Data for the task

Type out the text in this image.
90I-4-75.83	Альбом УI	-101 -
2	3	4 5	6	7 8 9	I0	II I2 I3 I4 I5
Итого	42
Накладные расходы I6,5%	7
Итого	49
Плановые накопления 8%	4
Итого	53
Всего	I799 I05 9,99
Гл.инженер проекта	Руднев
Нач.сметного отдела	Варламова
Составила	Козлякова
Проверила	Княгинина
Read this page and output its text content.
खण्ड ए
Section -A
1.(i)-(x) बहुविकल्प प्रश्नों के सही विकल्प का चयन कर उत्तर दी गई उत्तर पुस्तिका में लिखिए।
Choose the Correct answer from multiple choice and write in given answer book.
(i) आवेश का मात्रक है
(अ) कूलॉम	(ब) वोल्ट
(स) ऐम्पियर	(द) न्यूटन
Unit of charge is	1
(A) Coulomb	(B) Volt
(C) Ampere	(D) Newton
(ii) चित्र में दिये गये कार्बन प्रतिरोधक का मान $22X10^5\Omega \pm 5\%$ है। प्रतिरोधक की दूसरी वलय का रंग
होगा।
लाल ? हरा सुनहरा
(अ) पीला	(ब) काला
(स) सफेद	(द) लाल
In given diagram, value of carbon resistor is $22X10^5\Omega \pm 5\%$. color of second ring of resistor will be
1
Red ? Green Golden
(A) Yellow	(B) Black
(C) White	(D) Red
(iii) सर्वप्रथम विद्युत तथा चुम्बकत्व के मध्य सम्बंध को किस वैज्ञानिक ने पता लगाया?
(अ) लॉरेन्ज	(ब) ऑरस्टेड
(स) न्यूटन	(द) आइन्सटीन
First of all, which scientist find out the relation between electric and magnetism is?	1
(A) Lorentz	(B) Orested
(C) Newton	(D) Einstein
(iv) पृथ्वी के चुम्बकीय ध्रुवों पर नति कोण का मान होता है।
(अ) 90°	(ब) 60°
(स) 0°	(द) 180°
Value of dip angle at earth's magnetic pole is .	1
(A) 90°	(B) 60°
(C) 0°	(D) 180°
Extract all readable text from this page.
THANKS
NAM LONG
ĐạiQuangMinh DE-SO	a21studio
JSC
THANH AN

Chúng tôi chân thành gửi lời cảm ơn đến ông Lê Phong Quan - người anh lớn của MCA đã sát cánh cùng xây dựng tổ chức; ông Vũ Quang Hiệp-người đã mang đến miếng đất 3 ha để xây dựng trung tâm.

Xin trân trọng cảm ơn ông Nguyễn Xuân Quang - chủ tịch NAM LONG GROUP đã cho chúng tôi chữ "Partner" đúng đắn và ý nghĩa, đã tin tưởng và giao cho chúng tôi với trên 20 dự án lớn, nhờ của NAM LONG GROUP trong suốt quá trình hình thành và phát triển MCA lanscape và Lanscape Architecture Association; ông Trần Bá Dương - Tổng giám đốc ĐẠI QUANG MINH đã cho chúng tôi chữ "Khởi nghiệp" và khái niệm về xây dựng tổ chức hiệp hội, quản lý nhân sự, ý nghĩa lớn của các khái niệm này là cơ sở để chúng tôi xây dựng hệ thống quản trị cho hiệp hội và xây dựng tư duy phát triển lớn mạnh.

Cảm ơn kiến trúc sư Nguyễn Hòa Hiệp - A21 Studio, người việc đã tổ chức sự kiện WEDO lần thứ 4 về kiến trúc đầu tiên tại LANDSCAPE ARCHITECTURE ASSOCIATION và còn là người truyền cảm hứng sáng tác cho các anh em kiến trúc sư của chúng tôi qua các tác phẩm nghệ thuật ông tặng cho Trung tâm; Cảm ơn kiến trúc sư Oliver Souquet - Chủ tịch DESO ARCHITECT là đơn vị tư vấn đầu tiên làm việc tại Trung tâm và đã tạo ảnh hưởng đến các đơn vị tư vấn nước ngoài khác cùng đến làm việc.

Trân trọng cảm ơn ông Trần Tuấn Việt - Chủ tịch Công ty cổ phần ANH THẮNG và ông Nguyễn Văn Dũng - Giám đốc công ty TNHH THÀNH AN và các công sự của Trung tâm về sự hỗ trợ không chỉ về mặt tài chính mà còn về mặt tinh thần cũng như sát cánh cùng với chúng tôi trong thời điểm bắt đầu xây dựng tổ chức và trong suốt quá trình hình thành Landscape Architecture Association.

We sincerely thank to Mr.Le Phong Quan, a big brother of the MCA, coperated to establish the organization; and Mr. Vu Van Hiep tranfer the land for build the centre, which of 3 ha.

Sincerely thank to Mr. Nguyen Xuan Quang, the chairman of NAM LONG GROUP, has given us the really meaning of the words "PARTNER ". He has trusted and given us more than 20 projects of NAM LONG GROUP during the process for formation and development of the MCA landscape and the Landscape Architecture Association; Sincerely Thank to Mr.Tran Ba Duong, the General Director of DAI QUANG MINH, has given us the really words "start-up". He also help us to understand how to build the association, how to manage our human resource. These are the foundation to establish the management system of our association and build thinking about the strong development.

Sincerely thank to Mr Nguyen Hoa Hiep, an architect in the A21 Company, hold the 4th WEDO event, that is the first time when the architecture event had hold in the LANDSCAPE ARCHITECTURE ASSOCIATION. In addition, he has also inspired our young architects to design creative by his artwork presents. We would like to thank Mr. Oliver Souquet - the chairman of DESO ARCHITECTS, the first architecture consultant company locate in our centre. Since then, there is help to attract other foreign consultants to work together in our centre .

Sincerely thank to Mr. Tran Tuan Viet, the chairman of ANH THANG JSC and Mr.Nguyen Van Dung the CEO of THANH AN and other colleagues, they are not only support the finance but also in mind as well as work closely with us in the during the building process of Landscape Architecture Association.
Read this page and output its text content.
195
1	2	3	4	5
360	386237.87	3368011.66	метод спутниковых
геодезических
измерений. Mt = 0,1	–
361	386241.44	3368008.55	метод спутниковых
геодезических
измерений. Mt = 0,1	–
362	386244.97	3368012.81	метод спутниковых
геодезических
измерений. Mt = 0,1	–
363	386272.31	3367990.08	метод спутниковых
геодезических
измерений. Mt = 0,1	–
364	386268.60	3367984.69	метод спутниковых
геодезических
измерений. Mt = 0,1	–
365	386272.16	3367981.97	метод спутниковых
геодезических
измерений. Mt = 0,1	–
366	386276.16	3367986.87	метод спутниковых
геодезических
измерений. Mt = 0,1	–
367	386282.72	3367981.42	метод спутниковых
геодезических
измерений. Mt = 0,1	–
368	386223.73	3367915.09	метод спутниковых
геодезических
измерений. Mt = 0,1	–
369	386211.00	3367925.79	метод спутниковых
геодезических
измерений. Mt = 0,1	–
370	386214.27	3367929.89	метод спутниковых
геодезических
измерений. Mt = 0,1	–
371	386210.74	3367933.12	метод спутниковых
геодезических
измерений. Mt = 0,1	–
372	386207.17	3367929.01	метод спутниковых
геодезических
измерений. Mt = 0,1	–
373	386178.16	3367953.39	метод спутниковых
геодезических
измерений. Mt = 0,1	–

What this task involves
Gather each line of the records holding the string "which".

Exercise solution
First of all, which scientist find out the relation between electric and magnetism is?	1
We sincerely thank to Mr.Le Phong Quan, a big brother of the MCA, coperated to establish the organization; and Mr. Vu Van Hiep tranfer the land for build the centre, which of 3 ha.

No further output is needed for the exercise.